▶ _Problem requirements_
Find each line with the string "TABLE" and copy it.

▶ _Extracted material_

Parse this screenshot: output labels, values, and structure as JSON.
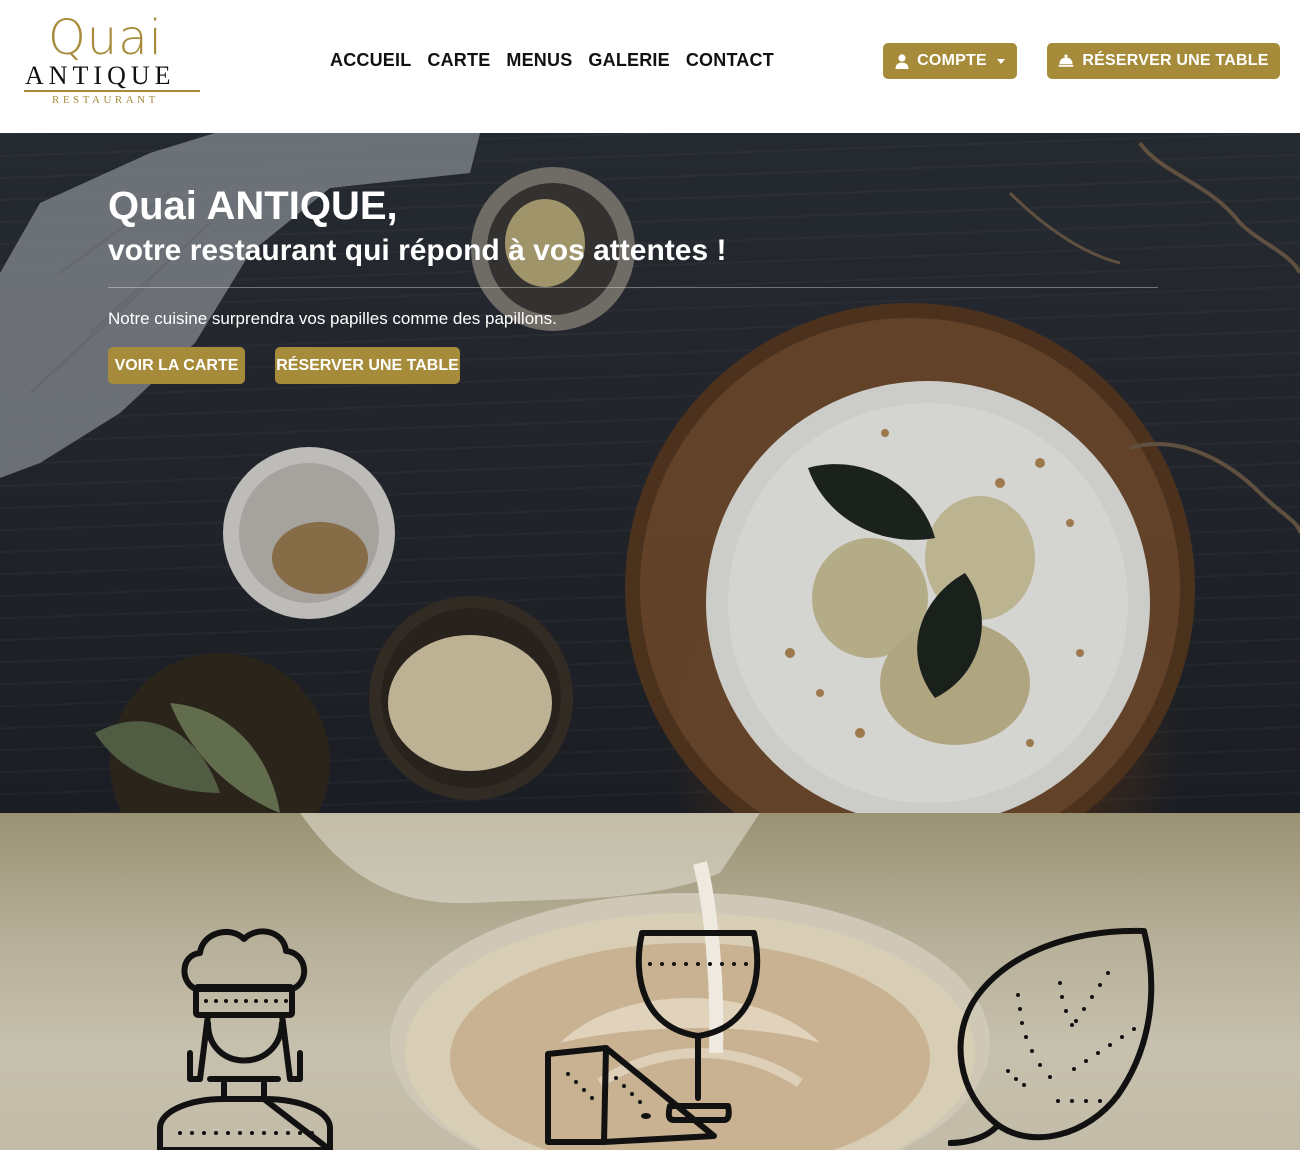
{
  "brand": {
    "name_top": "Quai",
    "name_main": "ANTIQUE",
    "name_sub": "RESTAURANT",
    "accent_color": "#a68b3a"
  },
  "nav": {
    "items": [
      {
        "label": "ACCUEIL"
      },
      {
        "label": "CARTE"
      },
      {
        "label": "MENUS"
      },
      {
        "label": "GALERIE"
      },
      {
        "label": "CONTACT"
      }
    ]
  },
  "header_actions": {
    "account_label": "COMPTE",
    "account_icon": "user-icon",
    "reserve_label": "RÉSERVER UNE TABLE",
    "reserve_icon": "cloche-icon"
  },
  "hero": {
    "title": "Quai ANTIQUE,",
    "subtitle": "votre restaurant qui répond à vos attentes !",
    "text": "Notre cuisine surprendra vos papilles comme des papillons.",
    "btn_menu": "VOIR LA CARTE",
    "btn_reserve": "RÉSERVER UNE TABLE"
  },
  "features": {
    "icons": [
      "chef-icon",
      "wine-cheese-icon",
      "leaf-icon"
    ]
  }
}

▶ _Worked solution_
    "reserve_label": "RÉSERVER UNE TABLE",
    "btn_reserve": "RÉSERVER UNE TABLE"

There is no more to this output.